Exercise: How would the discussion below on Java regex replacement and StringBuilder go on? Continue it from after its final sentence.
Page text below:
I don't believe you can. All the regex replace APIs use String instead of StringBuilder.
If you're basically converting each char into a different char, you could just do something like:
public String convert(String text)
{
char[] chars = new char[text.length()];
for (int i=0; i < text.length(); i++)
{
char c = text.charAt(i);
char converted;
switch (c)
{
case 'a': converted = '1'; break;
case 'o': converted = '1'; break;
case 'd': converted = '2'; break;
case 'f': converted = '2'; break;
case 'n': converted = '3'; break;
default : converted = c; break;
}
chars[i] = converted;
}
return new String(chars);
}
However, if you do any complex regular expressions, that obviously won't help much.
StringBuilder and StringBuffer can have a big performance difference in some programs. See: http://www.thectoblog.com/2011/01/stringbuilder-vs-stringbuffer-vs.html
Which would be a strong reason to want to hold onto it.
End of Page text.
Data to examine below:
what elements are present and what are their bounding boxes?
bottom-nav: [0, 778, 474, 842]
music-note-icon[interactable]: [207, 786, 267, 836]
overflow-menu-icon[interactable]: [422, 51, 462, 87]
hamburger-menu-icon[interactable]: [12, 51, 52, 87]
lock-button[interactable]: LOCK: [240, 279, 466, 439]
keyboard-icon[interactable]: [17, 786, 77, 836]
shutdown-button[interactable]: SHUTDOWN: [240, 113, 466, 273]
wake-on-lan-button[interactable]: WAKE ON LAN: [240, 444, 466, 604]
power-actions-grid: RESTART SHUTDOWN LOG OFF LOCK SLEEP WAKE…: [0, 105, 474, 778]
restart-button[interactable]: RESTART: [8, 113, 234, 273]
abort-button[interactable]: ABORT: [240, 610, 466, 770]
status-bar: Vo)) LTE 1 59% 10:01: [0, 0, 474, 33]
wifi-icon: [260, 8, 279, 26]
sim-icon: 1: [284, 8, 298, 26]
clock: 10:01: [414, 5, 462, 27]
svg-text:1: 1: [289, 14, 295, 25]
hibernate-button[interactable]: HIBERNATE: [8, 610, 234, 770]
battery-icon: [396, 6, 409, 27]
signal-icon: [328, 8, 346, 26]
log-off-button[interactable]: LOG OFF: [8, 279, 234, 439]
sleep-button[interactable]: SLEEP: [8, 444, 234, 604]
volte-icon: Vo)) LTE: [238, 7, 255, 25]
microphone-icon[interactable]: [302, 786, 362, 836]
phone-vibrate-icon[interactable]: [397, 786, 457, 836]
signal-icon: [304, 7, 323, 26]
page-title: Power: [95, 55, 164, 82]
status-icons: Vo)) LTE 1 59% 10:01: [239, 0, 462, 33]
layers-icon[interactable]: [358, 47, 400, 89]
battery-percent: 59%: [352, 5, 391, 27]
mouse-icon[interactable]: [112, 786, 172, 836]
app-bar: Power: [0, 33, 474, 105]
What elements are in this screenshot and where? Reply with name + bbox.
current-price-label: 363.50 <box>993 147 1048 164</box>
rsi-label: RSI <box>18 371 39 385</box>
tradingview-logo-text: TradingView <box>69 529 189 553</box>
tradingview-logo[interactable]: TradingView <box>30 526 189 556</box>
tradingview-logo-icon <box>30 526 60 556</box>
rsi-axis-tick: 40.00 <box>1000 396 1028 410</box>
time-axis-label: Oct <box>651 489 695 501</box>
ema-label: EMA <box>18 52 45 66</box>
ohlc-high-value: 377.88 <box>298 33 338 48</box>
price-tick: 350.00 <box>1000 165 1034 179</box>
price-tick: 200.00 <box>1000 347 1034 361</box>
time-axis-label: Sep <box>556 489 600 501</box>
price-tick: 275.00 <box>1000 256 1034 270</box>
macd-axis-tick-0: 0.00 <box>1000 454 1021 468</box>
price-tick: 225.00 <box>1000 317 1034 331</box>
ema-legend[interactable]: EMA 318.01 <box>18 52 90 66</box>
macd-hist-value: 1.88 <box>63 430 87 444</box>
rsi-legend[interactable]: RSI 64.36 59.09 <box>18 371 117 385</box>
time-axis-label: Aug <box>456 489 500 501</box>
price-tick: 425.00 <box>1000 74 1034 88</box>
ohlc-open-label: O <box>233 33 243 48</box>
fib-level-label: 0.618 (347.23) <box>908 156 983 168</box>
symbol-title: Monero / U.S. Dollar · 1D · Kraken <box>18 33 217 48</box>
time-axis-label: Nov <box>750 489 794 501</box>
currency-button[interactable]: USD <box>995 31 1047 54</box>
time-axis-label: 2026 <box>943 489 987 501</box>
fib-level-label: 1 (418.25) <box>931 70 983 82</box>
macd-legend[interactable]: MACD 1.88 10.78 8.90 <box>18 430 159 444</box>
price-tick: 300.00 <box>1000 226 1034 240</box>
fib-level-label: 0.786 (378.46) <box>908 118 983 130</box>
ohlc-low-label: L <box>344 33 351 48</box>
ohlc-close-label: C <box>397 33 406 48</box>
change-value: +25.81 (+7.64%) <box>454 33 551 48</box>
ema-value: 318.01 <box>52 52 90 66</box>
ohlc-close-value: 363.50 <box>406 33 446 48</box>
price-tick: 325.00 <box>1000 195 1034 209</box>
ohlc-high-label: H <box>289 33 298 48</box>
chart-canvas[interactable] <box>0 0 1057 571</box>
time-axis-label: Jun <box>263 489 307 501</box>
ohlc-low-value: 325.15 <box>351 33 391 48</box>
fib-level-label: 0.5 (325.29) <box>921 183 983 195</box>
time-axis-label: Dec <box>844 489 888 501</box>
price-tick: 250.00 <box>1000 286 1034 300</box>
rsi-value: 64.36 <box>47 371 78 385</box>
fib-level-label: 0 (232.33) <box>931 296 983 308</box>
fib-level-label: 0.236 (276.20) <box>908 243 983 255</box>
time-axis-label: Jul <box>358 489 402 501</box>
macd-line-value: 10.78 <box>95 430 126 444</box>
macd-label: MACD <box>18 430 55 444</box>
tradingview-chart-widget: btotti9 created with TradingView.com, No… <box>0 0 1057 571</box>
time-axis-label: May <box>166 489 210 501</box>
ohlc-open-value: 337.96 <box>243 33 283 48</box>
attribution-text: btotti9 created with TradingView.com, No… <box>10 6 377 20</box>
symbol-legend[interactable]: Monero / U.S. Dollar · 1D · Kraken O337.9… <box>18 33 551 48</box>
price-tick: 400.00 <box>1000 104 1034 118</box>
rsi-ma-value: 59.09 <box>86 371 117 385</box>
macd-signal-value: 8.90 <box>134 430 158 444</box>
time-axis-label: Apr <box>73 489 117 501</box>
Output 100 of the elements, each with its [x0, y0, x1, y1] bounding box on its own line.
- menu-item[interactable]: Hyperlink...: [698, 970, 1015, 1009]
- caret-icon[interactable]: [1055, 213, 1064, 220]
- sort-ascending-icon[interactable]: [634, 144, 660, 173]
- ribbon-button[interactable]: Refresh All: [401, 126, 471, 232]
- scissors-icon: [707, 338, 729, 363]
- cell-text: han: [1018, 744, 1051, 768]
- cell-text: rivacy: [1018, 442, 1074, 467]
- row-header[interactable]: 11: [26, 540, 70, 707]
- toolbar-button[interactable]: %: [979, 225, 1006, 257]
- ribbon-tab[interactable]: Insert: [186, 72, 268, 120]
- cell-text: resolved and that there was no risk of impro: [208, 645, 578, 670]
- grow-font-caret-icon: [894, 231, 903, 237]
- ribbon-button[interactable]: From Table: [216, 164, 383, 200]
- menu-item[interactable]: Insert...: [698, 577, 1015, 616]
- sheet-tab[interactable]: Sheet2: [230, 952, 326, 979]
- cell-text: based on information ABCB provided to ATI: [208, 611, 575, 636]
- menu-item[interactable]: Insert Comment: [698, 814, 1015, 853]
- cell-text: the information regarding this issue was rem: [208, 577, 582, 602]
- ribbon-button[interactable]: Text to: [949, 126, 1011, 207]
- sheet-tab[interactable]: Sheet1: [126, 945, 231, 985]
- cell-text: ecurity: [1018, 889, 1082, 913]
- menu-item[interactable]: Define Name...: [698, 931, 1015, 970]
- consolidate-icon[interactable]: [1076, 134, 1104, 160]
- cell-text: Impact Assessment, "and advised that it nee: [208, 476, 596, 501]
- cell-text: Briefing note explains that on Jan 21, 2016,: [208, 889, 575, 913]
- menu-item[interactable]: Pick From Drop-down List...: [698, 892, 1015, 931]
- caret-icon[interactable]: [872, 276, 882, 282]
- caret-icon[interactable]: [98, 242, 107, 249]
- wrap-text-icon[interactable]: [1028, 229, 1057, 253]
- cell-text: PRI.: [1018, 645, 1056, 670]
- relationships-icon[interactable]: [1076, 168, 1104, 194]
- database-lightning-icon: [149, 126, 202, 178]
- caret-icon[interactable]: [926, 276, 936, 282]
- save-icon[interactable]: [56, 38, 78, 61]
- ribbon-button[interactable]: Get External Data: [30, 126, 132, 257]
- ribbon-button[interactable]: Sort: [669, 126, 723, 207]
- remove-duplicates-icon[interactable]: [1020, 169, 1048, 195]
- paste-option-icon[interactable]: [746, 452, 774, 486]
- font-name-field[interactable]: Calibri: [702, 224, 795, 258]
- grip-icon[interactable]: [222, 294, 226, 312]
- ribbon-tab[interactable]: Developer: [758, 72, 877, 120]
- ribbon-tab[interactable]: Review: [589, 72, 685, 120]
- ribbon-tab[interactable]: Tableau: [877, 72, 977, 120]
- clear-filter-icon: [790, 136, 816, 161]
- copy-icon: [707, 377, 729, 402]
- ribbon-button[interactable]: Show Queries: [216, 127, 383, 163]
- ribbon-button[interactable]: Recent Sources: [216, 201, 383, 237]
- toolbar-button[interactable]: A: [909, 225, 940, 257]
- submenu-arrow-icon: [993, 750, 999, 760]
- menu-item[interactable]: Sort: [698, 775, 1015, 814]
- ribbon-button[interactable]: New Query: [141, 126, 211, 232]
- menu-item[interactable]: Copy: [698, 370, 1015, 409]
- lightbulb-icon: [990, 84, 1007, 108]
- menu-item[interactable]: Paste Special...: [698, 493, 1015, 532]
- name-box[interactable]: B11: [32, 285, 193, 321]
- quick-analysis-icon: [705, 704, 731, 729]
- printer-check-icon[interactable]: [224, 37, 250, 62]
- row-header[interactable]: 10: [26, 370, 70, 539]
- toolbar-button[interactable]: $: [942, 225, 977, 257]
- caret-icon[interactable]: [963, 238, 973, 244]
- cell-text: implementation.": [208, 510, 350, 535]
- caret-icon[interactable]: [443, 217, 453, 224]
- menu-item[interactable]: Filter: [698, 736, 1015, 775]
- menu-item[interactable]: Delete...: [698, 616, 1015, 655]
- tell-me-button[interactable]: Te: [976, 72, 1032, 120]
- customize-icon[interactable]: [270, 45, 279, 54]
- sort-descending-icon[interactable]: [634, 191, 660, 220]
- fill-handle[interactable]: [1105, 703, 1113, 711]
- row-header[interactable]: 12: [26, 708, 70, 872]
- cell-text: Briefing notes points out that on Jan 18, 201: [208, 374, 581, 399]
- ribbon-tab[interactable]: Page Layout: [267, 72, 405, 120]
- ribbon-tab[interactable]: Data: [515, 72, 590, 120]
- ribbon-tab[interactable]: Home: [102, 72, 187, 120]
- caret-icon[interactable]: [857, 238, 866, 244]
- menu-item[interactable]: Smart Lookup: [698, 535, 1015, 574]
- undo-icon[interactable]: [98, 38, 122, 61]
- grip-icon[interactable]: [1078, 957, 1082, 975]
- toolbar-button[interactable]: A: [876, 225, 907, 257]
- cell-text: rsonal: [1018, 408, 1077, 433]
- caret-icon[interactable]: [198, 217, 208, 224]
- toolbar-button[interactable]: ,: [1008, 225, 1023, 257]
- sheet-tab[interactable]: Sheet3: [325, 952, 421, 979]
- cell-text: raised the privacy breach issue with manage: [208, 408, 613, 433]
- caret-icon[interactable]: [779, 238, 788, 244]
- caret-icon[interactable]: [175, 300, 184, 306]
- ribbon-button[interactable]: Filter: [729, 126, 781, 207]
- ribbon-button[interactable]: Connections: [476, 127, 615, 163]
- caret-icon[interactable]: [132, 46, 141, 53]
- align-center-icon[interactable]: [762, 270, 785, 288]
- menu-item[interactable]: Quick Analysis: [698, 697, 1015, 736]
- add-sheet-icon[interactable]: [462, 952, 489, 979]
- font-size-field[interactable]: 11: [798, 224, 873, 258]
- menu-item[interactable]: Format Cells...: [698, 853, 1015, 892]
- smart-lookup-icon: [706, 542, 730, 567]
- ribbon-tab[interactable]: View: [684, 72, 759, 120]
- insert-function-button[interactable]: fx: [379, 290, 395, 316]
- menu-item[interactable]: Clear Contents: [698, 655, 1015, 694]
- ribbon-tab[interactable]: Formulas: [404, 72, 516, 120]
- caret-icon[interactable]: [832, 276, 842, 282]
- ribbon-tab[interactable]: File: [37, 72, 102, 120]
End of Data to examine.
Task response:
The original post asked for multi-character to be replaced with single character. This has a resize impact, which in turn could affect performance.
That said the simplest way to do this is with a String. But to take care of were it is done so as to minimize the gc and other effect if performance is a concern.
I like P Arrayah's approach, but for a more generic answer it should use a LinkedHashMap or something that preserves order in case the replacements have a dependency.
Map replaceRules = new HashMap();
Map replaceRules = new LinkedHashMap();
I had a look at the Matcher.replaceAll() and I noticed that it returns a String. Therefore, I think that what you've got is going to be plenty fast. Regex's are easy to read and quick.
Remember the first rule of optimization: don't do it!
I understand that StringBuilder is the best way to deal with this problem as I'm doing a lot of string manipulations.
Who say that to you? The best way is those that is more clear to read, to the one that uses StringBuilder. The StringBuilder is some circumnstances but in many does not provide a percetible speed up.
You shouldn't initialize "converted" if the value is always replaced.
You can remove some of the boiler plate to improve your code:
String word = "foobooandfoo";
String converted = word.replaceAll("[ao]", "1")
.replaceAll("[df]", "2")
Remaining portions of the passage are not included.